INPUT ROWS:

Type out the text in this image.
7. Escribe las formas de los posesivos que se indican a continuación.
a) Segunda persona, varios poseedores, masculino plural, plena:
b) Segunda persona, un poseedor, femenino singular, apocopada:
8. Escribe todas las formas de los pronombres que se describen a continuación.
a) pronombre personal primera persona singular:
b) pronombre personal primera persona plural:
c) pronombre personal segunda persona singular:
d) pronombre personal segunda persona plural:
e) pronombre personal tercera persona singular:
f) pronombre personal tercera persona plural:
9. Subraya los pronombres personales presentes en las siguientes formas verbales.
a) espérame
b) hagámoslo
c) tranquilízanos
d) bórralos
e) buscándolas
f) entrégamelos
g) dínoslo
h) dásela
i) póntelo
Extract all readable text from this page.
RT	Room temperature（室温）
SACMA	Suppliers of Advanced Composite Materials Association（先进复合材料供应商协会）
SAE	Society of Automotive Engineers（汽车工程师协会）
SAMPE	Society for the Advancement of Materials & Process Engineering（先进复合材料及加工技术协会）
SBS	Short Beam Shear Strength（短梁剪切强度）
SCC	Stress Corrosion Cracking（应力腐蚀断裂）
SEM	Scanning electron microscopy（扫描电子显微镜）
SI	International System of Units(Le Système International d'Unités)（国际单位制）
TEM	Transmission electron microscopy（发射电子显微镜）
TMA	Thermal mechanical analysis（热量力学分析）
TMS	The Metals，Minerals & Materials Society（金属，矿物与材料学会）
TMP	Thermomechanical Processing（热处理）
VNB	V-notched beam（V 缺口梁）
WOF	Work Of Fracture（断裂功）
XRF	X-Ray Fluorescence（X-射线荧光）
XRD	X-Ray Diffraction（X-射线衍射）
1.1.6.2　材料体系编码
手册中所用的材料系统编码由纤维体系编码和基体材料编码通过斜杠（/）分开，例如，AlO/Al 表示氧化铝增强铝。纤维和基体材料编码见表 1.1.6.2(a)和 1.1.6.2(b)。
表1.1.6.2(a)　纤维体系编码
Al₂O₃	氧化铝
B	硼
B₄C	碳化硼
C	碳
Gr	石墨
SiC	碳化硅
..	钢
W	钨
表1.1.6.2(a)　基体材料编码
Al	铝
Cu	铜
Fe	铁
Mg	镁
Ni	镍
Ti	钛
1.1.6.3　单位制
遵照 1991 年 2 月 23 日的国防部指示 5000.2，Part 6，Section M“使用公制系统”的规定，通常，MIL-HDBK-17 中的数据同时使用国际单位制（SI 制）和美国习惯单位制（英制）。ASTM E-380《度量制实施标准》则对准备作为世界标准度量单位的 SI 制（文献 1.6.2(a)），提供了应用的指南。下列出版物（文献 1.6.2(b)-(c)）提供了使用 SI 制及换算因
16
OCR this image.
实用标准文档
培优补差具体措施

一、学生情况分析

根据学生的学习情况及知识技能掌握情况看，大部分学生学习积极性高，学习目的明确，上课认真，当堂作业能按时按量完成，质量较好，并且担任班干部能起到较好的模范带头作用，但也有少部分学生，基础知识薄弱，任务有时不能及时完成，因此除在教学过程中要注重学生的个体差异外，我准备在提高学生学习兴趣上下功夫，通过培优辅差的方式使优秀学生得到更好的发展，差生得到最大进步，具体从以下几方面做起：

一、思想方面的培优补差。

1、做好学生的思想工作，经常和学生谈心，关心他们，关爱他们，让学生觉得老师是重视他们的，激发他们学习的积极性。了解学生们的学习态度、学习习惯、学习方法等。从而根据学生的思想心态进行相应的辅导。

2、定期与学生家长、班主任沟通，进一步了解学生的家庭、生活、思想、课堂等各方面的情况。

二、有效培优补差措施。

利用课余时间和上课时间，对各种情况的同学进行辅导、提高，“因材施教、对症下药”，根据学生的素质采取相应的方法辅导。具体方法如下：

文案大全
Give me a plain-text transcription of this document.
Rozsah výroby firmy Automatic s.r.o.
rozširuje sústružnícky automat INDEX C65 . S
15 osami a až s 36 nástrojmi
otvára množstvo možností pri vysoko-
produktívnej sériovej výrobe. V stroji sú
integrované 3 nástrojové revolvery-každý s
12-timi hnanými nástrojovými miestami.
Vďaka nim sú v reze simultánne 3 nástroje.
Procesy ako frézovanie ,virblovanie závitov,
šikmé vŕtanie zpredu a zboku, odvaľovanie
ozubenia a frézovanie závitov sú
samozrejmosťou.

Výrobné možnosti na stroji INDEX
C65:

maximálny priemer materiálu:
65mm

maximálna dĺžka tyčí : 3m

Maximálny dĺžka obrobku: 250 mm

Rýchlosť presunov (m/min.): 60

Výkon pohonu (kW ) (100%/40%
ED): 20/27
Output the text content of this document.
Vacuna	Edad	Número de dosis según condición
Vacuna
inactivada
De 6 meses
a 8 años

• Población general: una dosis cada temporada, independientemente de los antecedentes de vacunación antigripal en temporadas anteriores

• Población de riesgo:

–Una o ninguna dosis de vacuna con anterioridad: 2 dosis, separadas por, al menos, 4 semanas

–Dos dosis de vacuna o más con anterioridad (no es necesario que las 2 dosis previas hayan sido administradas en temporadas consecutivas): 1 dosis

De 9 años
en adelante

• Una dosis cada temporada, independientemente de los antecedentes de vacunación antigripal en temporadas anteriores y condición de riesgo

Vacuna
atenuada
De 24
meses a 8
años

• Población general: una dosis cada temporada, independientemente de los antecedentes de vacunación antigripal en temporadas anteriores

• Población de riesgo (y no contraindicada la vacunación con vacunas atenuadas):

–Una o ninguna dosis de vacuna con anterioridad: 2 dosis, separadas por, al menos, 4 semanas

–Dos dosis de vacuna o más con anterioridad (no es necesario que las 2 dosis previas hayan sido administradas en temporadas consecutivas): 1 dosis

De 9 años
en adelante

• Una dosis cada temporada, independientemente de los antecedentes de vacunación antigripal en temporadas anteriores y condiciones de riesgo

REQUIREMENT: Reproduce all of the entries word for word.

EXERCISE RESPONSE:
Type out the text in this image.
7. Escribe las formas de los posesivos que se indican a continuación.
a) Segunda persona, varios poseedores, masculino plural, plena:
b) Segunda persona, un poseedor, femenino singular, apocopada:
8. Escribe todas las formas de los pronombres que se describen a continuación.
a) pronombre personal primera persona singular:
b) pronombre personal primera persona plural:
c) pronombre personal segunda persona singular:
d) pronombre personal segunda persona plural:
e) pronombre personal tercera persona singular:
f) pronombre personal tercera persona plural:
9. Subraya los pronombres personales presentes en las siguientes formas verbales.
a) espérame
b) hagámoslo
c) tranquilízanos
d) bórralos
e) buscándolas
f) entrégamelos
g) dínoslo
h) dásela
i) póntelo
Extract all readable text from this page.
RT	Room temperature（室温）
SACMA	Suppliers of Advanced Composite Materials Association（先进复合材料供应商协会）
SAE	Society of Automotive Engineers（汽车工程师协会）
SAMPE	Society for the Advancement of Materials & Process Engineering（先进复合材料及加工技术协会）
SBS	Short Beam Shear Strength（短梁剪切强度）
SCC	Stress Corrosion Cracking（应力腐蚀断裂）
SEM	Scanning electron microscopy（扫描电子显微镜）
SI	International System of Units(Le Système International d'Unités)（国际单位制）
TEM	Transmission electron microscopy（发射电子显微镜）
TMA	Thermal mechanical analysis（热量力学分析）
TMS	The Metals，Minerals & Materials Society（金属，矿物与材料学会）
TMP	Thermomechanical Processing（热处理）
VNB	V-notched beam（V 缺口梁）
WOF	Work Of Fracture（断裂功）
XRF	X-Ray Fluorescence（X-射线荧光）
XRD	X-Ray Diffraction（X-射线衍射）
1.1.6.2　材料体系编码
手册中所用的材料系统编码由纤维体系编码和基体材料编码通过斜杠（/）分开，例如，AlO/Al 表示氧化铝增强铝。纤维和基体材料编码见表 1.1.6.2(a)和 1.1.6.2(b)。
表1.1.6.2(a)　纤维体系编码
Al₂O₃	氧化铝
B	硼
B₄C	碳化硼
C	碳
Gr	石墨
SiC	碳化硅
..	钢
W	钨
表1.1.6.2(a)　基体材料编码
Al	铝
Cu	铜
Fe	铁
Mg	镁
Ni	镍
Ti	钛
1.1.6.3　单位制
遵照 1991 年 2 月 23 日的国防部指示 5000.2，Part 6，Section M“使用公制系统”的规定，通常，MIL-HDBK-17 中的数据同时使用国际单位制（SI 制）和美国习惯单位制（英制）。ASTM E-380《度量制实施标准》则对准备作为世界标准度量单位的 SI 制（文献 1.6.2(a)），提供了应用的指南。下列出版物（文献 1.6.2(b)-(c)）提供了使用 SI 制及换算因
16
OCR this image.
实用标准文档
培优补差具体措施

一、学生情况分析

根据学生的学习情况及知识技能掌握情况看，大部分学生学习积极性高，学习目的明确，上课认真，当堂作业能按时按量完成，质量较好，并且担任班干部能起到较好的模范带头作用，但也有少部分学生，基础知识薄弱，任务有时不能及时完成，因此除在教学过程中要注重学生的个体差异外，我准备在提高学生学习兴趣上下功夫，通过培优辅差的方式使优秀学生得到更好的发展，差生得到最大进步，具体从以下几方面做起：

一、思想方面的培优补差。

1、做好学生的思想工作，经常和学生谈心，关心他们，关爱他们，让学生觉得老师是重视他们的，激发他们学习的积极性。了解学生们的学习态度、学习习惯、学习方法等。从而根据学生的思想心态进行相应的辅导。

2、定期与学生家长、班主任沟通，进一步了解学生的家庭、生活、思想、课堂等各方面的情况。

二、有效培优补差措施。

利用课余时间和上课时间，对各种情况的同学进行辅导、提高，“因材施教、对症下药”，根据学生的素质采取相应的方法辅导。具体方法如下：

文案大全
Give me a plain-text transcription of this document.
Rozsah výroby firmy Automatic s.r.o.
rozširuje sústružnícky automat INDEX C65 . S
15 osami a až s 36 nástrojmi
otvára množstvo možností pri vysoko-
produktívnej sériovej výrobe. V stroji sú
integrované 3 nástrojové revolvery-každý s
12-timi hnanými nástrojovými miestami.
Vďaka nim sú v reze simultánne 3 nástroje.
Procesy ako frézovanie ,virblovanie závitov,
šikmé vŕtanie zpredu a zboku, odvaľovanie
ozubenia a frézovanie závitov sú
samozrejmosťou.

Výrobné možnosti na stroji INDEX
C65:

maximálny priemer materiálu:
65mm

maximálna dĺžka tyčí : 3m

Maximálny dĺžka obrobku: 250 mm

Rýchlosť presunov (m/min.): 60

Výkon pohonu (kW ) (100%/40%
ED): 20/27
Output the text content of this document.
Vacuna	Edad	Número de dosis según condición
Vacuna
inactivada
De 6 meses
a 8 años

• Población general: una dosis cada temporada, independientemente de los antecedentes de vacunación antigripal en temporadas anteriores

• Población de riesgo:

–Una o ninguna dosis de vacuna con anterioridad: 2 dosis, separadas por, al menos, 4 semanas

–Dos dosis de vacuna o más con anterioridad (no es necesario que las 2 dosis previas hayan sido administradas en temporadas consecutivas): 1 dosis

De 9 años
en adelante

• Una dosis cada temporada, independientemente de los antecedentes de vacunación antigripal en temporadas anteriores y condición de riesgo

Vacuna
atenuada
De 24
meses a 8
años

• Población general: una dosis cada temporada, independientemente de los antecedentes de vacunación antigripal en temporadas anteriores

• Población de riesgo (y no contraindicada la vacunación con vacunas atenuadas):

–Una o ninguna dosis de vacuna con anterioridad: 2 dosis, separadas por, al menos, 4 semanas

–Dos dosis de vacuna o más con anterioridad (no es necesario que las 2 dosis previas hayan sido administradas en temporadas consecutivas): 1 dosis

De 9 años
en adelante

• Una dosis cada temporada, independientemente de los antecedentes de vacunación antigripal en temporadas anteriores y condiciones de riesgo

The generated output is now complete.